(Extracted data entries)
===============

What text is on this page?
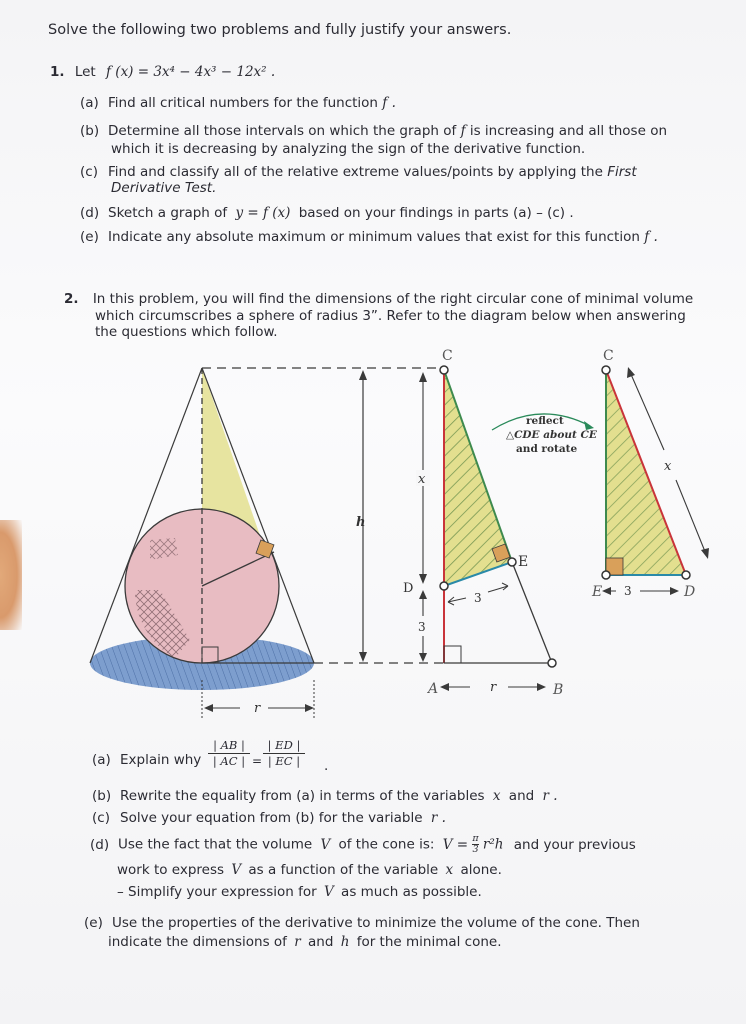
Solve the following two problems and fully justify your answers.
1. Let f (x) = 3x⁴ − 4x³ − 12x² .
(a) Find all critical numbers for the function f .
(b) Determine all those intervals on which the graph of f is increasing and all those on
which it is decreasing by analyzing the sign of the derivative function.
(c) Find and classify all of the relative extreme values/points by applying the First
Derivative Test.
(d) Sketch a graph of y = f (x) based on your findings in parts (a) – (c) .
(e) Indicate any absolute maximum or minimum values that exist for this function f .
2. In this problem, you will find the dimensions of the right circular cone of minimal volume
which circumscribes a sphere of radius 3”. Refer to the diagram below when answering
the questions which follow.
r
h
C
x
D
E
3
3
A	r	B
reflect
△CDE about CE
and rotate
C
x
E 3	D
(a) Explain why $\frac{| AB |}{| AC |} = \frac{| ED |}{| EC |}$ .
(b) Rewrite the equality from (a) in terms of the variables x and r .
(c) Solve your equation from (b) for the variable r .
(d) Use the fact that the volume V of the cone is: $V = \frac{\pi}{3} r^2h$ and your previous
work to express V as a function of the variable x alone.
– Simplify your expression for V as much as possible.
(e) Use the properties of the derivative to minimize the volume of the cone. Then
indicate the dimensions of r and h for the minimal cone.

===============

Pictures are to be left out; the records above must be repeated word for word.

__IN RESPONSE__:
What text is on this page?
Solve the following two problems and fully justify your answers.
1. Let f (x) = 3x⁴ − 4x³ − 12x² .
(a) Find all critical numbers for the function f .
(b) Determine all those intervals on which the graph of f is increasing and all those on
which it is decreasing by analyzing the sign of the derivative function.
(c) Find and classify all of the relative extreme values/points by applying the First
Derivative Test.
(d) Sketch a graph of y = f (x) based on your findings in parts (a) – (c) .
(e) Indicate any absolute maximum or minimum values that exist for this function f .
2. In this problem, you will find the dimensions of the right circular cone of minimal volume
which circumscribes a sphere of radius 3”. Refer to the diagram below when answering
the questions which follow.
r
h
C
x
D
E
3
3
A	r	B
reflect
△CDE about CE
and rotate
C
x
E 3	D
(a) Explain why $\frac{| AB |}{| AC |} = \frac{| ED |}{| EC |}$ .
(b) Rewrite the equality from (a) in terms of the variables x and r .
(c) Solve your equation from (b) for the variable r .
(d) Use the fact that the volume V of the cone is: $V = \frac{\pi}{3} r^2h$ and your previous
work to express V as a function of the variable x alone.
– Simplify your expression for V as much as possible.
(e) Use the properties of the derivative to minimize the volume of the cone. Then
indicate the dimensions of r and h for the minimal cone.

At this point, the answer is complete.